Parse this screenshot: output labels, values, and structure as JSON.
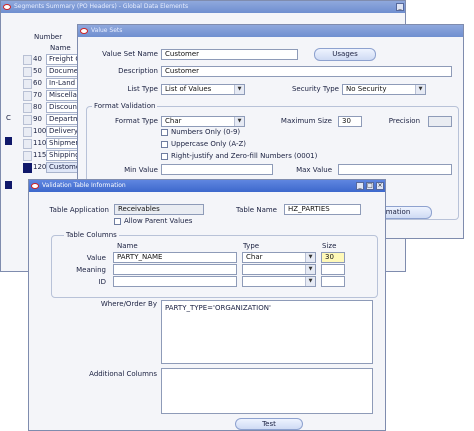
{
  "segments_window": {
    "title": "Segments Summary (PO Headers) - Global Data Elements",
    "number_header": "Number",
    "name_header": "Name",
    "rows": [
      {
        "number": "40",
        "name": "Freight Ch"
      },
      {
        "number": "50",
        "name": "Document"
      },
      {
        "number": "60",
        "name": "In-Land Fre"
      },
      {
        "number": "70",
        "name": "Miscellane"
      },
      {
        "number": "80",
        "name": "Discount"
      },
      {
        "number": "90",
        "name": "Departmen"
      },
      {
        "number": "100",
        "name": "Delivery T"
      },
      {
        "number": "110",
        "name": "Shipment"
      },
      {
        "number": "115",
        "name": "Shipping/D"
      },
      {
        "number": "120",
        "name": "Customer"
      }
    ],
    "side_letter": "C"
  },
  "value_sets_window": {
    "title": "Value Sets",
    "value_set_name_label": "Value Set Name",
    "value_set_name": "Customer",
    "usages_button": "Usages",
    "description_label": "Description",
    "description": "Customer",
    "list_type_label": "List Type",
    "list_type": "List of Values",
    "security_type_label": "Security Type",
    "security_type": "No Security",
    "format_validation_title": "Format Validation",
    "format_type_label": "Format Type",
    "format_type": "Char",
    "maximum_size_label": "Maximum Size",
    "maximum_size": "30",
    "precision_label": "Precision",
    "numbers_only": "Numbers Only (0-9)",
    "uppercase_only": "Uppercase Only (A-Z)",
    "right_justify": "Right-justify and Zero-fill Numbers (0001)",
    "min_value_label": "Min Value",
    "max_value_label": "Max Value",
    "edit_info_button": "mation"
  },
  "validation_window": {
    "title": "Validation Table Information",
    "table_application_label": "Table Application",
    "table_application": "Receivables",
    "table_name_label": "Table Name",
    "table_name": "HZ_PARTIES",
    "allow_parent_values": "Allow Parent Values",
    "table_columns_title": "Table Columns",
    "col_name_header": "Name",
    "col_type_header": "Type",
    "col_size_header": "Size",
    "value_label": "Value",
    "value_name": "PARTY_NAME",
    "value_type": "Char",
    "value_size": "30",
    "meaning_label": "Meaning",
    "id_label": "ID",
    "where_order_by_label": "Where/Order By",
    "where_order_by": "PARTY_TYPE='ORGANIZATION'",
    "additional_columns_label": "Additional Columns",
    "test_button": "Test"
  },
  "colors": {
    "title_active": "#3d68cc",
    "title_inactive": "#8fa8dd",
    "window_bg": "#f4f5f9",
    "field_yellow": "#fff9b8"
  }
}
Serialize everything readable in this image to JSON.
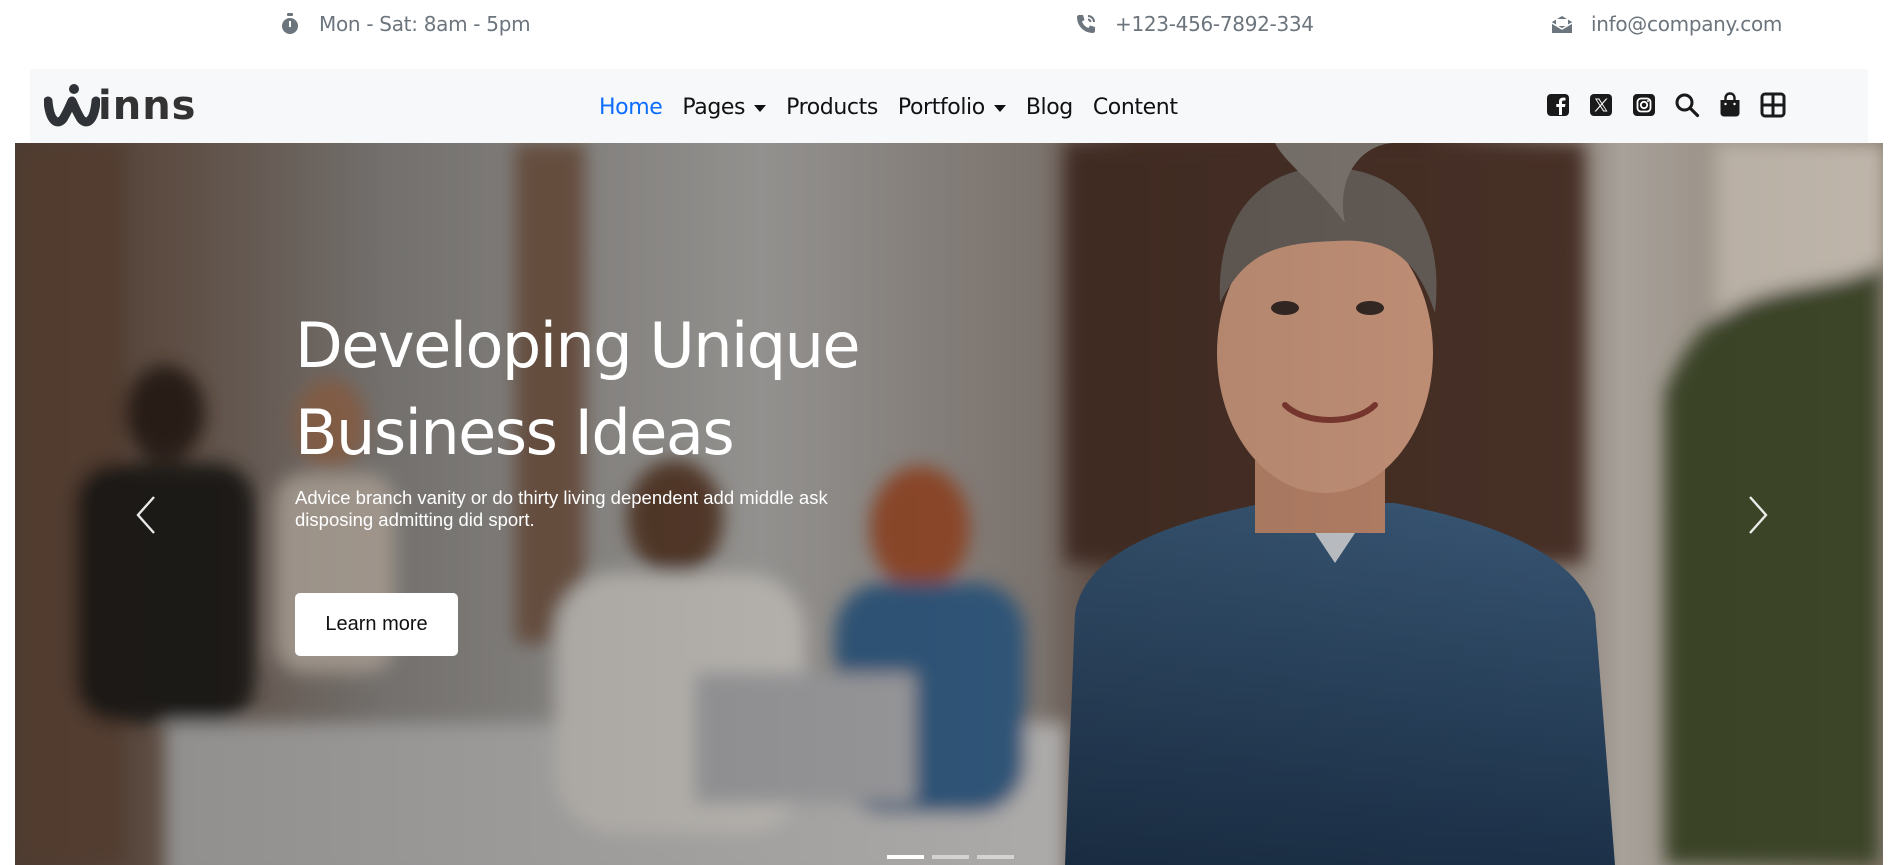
{
  "topbar": {
    "hours": {
      "icon": "stopwatch-icon",
      "text": "Mon - Sat: 8am - 5pm"
    },
    "phone": {
      "icon": "phone-icon",
      "text": "+123-456-7892-334"
    },
    "email": {
      "icon": "envelope-icon",
      "text": "info@company.com"
    }
  },
  "navbar": {
    "logo_text": "inns",
    "menu": [
      {
        "label": "Home",
        "active": true
      },
      {
        "label": "Pages",
        "dropdown": true
      },
      {
        "label": "Products"
      },
      {
        "label": "Portfolio",
        "dropdown": true
      },
      {
        "label": "Blog"
      },
      {
        "label": "Content"
      }
    ],
    "icons": [
      "facebook-icon",
      "x-twitter-icon",
      "instagram-icon",
      "search-icon",
      "shopping-bag-icon",
      "grid-icon"
    ]
  },
  "hero": {
    "title_line1": "Developing Unique",
    "title_line2": "Business Ideas",
    "text": "Advice branch vanity or do thirty living dependent add middle ask disposing admitting did sport.",
    "button_label": "Learn more",
    "slides": 3,
    "active_slide": 1
  },
  "colors": {
    "accent": "#0d6efd",
    "navbar_bg": "#f7f8fa",
    "info_text": "#6c757d"
  }
}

■ **Request**: Identify each line holding the string "this", and copy it out.

■ **Complete response**:
Parse this screenshot: output labels, values, and structure as JSON.
Serialize everything readable in this image to JSON.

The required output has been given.